* Begin Dataset *

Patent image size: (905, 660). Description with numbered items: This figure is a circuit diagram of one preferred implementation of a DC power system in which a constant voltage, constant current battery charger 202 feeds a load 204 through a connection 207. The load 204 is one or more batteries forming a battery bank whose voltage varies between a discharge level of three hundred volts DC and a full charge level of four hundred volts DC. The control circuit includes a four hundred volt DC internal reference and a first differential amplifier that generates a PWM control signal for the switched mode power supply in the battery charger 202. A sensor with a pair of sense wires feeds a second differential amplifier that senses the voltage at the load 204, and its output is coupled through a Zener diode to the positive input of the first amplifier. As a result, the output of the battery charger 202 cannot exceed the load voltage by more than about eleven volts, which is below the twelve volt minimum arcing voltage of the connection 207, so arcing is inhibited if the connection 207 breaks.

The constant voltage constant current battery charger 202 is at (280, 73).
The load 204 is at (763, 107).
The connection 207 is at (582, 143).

* End Dataset *
* Begin Dataset *

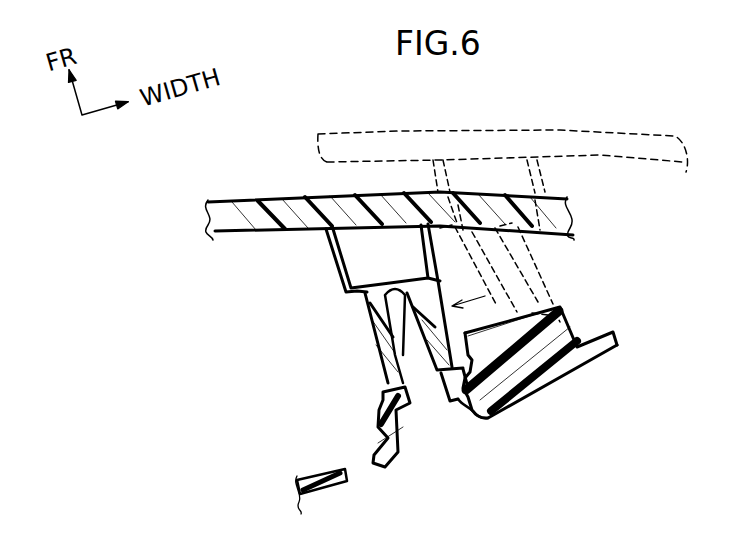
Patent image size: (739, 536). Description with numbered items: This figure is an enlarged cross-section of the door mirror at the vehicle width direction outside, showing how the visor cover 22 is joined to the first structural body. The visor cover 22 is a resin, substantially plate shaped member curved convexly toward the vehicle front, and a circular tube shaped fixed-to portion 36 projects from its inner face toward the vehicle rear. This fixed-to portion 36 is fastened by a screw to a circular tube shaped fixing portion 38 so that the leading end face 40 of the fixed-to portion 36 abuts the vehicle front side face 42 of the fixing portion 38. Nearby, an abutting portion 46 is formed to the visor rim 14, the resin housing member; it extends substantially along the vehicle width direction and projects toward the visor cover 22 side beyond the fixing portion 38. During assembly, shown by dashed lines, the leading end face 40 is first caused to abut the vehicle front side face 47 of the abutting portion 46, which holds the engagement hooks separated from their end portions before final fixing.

* End Dataset *

Set task
Copy the data from the line containing "Patent image size: (905, 660)." up to and including the line containing "The connection 207 is at (582, 143).", keeping every line unchanged.

Solution for this task
Patent image size: (905, 660). Description with numbered items: This figure is a circuit diagram of one preferred implementation of a DC power system in which a constant voltage, constant current battery charger 202 feeds a load 204 through a connection 207. The load 204 is one or more batteries forming a battery bank whose voltage varies between a discharge level of three hundred volts DC and a full charge level of four hundred volts DC. The control circuit includes a four hundred volt DC internal reference and a first differential amplifier that generates a PWM control signal for the switched mode power supply in the battery charger 202. A sensor with a pair of sense wires feeds a second differential amplifier that senses the voltage at the load 204, and its output is coupled through a Zener diode to the positive input of the first amplifier. As a result, the output of the battery charger 202 cannot exceed the load voltage by more than about eleven volts, which is below the twelve volt minimum arcing voltage of the connection 207, so arcing is inhibited if the connection 207 breaks.

The constant voltage constant current battery charger 202 is at (280, 73).
The load 204 is at (763, 107).
The connection 207 is at (582, 143).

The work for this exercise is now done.